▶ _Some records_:
.....

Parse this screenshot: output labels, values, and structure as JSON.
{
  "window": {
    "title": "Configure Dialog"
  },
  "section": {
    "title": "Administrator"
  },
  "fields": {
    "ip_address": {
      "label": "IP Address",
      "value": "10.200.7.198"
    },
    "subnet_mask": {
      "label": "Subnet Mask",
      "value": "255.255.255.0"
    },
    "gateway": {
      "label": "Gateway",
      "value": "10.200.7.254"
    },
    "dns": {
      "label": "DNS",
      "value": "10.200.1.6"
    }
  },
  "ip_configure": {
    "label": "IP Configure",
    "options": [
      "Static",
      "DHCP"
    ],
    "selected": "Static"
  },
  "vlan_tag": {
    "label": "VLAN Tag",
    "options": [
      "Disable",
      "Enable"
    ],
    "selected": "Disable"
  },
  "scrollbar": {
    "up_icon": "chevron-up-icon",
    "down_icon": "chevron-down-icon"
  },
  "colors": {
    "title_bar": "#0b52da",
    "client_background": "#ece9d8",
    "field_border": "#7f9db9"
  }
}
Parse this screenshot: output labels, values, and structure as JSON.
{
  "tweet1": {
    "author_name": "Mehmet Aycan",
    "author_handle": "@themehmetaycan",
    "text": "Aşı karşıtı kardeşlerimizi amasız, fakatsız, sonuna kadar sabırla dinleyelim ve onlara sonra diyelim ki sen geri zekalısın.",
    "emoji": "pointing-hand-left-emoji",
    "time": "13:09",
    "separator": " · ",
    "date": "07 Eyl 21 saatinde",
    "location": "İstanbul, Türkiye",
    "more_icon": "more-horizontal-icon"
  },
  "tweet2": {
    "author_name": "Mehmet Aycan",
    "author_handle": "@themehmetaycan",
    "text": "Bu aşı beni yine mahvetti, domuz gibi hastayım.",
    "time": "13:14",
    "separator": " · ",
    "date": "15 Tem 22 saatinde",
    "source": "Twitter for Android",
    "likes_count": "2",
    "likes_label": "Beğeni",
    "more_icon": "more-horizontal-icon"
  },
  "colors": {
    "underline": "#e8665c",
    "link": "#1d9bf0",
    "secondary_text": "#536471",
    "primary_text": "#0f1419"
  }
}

.....

▶ _Stated task_: Return every entry verbatim.

▶ _Result below_:
Parse this screenshot: output labels, values, and structure as JSON.
{
  "window": {
    "title": "Configure Dialog"
  },
  "section": {
    "title": "Administrator"
  },
  "fields": {
    "ip_address": {
      "label": "IP Address",
      "value": "10.200.7.198"
    },
    "subnet_mask": {
      "label": "Subnet Mask",
      "value": "255.255.255.0"
    },
    "gateway": {
      "label": "Gateway",
      "value": "10.200.7.254"
    },
    "dns": {
      "label": "DNS",
      "value": "10.200.1.6"
    }
  },
  "ip_configure": {
    "label": "IP Configure",
    "options": [
      "Static",
      "DHCP"
    ],
    "selected": "Static"
  },
  "vlan_tag": {
    "label": "VLAN Tag",
    "options": [
      "Disable",
      "Enable"
    ],
    "selected": "Disable"
  },
  "scrollbar": {
    "up_icon": "chevron-up-icon",
    "down_icon": "chevron-down-icon"
  },
  "colors": {
    "title_bar": "#0b52da",
    "client_background": "#ece9d8",
    "field_border": "#7f9db9"
  }
}
Parse this screenshot: output labels, values, and structure as JSON.
{
  "tweet1": {
    "author_name": "Mehmet Aycan",
    "author_handle": "@themehmetaycan",
    "text": "Aşı karşıtı kardeşlerimizi amasız, fakatsız, sonuna kadar sabırla dinleyelim ve onlara sonra diyelim ki sen geri zekalısın.",
    "emoji": "pointing-hand-left-emoji",
    "time": "13:09",
    "separator": " · ",
    "date": "07 Eyl 21 saatinde",
    "location": "İstanbul, Türkiye",
    "more_icon": "more-horizontal-icon"
  },
  "tweet2": {
    "author_name": "Mehmet Aycan",
    "author_handle": "@themehmetaycan",
    "text": "Bu aşı beni yine mahvetti, domuz gibi hastayım.",
    "time": "13:14",
    "separator": " · ",
    "date": "15 Tem 22 saatinde",
    "source": "Twitter for Android",
    "likes_count": "2",
    "likes_label": "Beğeni",
    "more_icon": "more-horizontal-icon"
  },
  "colors": {
    "underline": "#e8665c",
    "link": "#1d9bf0",
    "secondary_text": "#536471",
    "primary_text": "#0f1419"
  }
}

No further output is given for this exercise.